◆ Problems to work on:
[1] Name every person mentioned by name in the comment thread.
[2] Repeat the part of the comment thread between "I recommend to" and "in educational value.", inclusive, with no changes.

◆ Excerpted text:
==============================

Good lord, Birnbaum is extremely oily – he’s the smarmy kiss-ass/ass-covering liar we all hated in high school.
No, that’s not true. Paulson was allowed to be involved only because he was the customer instigating the transaction. He himself was not known then as anybody of import.
I recommend to everybody the CNBC morning show this morning from 7-8:30 AM, I’m sure it’s available on their website. They had some brilliant market people on, and a very good and candid discussion and analysis.
I was ESPECIALLY impressed with William Ackman, who just came out with a book–”Confidence Game.” He made a fortune shorting the rating agencies, and GAVE he money away so his views would be received without a presumption of bias. One of the few I’ve seen who is smart enough to deserve to make hundreds of millions a year. His story of the journey he took from then to now is amazing, and worht diamonds in educational value.
So if the deals performed horribly what does that say about how pathetic GOldman is as a market maker. Again were they crooks or stupid? And who would do business with them now either way?
Thanks to everyone for teaching me about the realities of this debacle. I really appreciate it.
Oh. tester might be succeeding at wheedling his way underneath Sparks’ position. Sparks is bothered.

==============================

◆ Source excerpt:
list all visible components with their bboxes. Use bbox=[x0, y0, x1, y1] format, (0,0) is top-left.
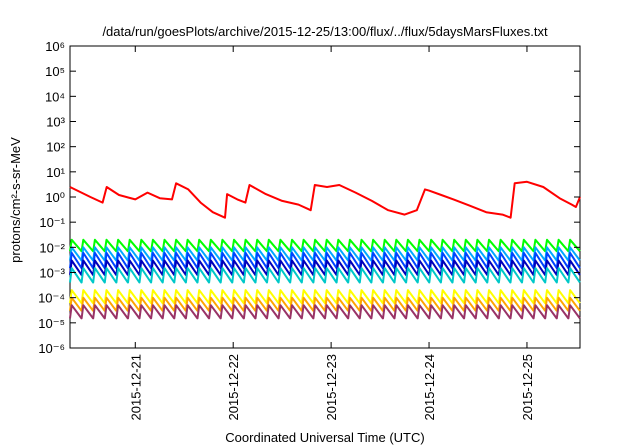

==============================

◆ Answers to the exercise:
[1] Birnbaum, Paulson, William Ackman, tester, Sparks

[2]
I recommend to everybody the CNBC morning show this morning from 7-8:30 AM, I’m sure it’s available on their website. They had some brilliant market people on, and a very good and candid discussion and analysis.
I was ESPECIALLY impressed with William Ackman, who just came out with a book–”Confidence Game.” He made a fortune shorting the rating agencies, and GAVE he money away so his views would be received without a presumption of bias. One of the few I’ve seen who is smart enough to deserve to make hundreds of millions a year. His story of the journey he took from then to now is amazing, and worht diamonds in educational value.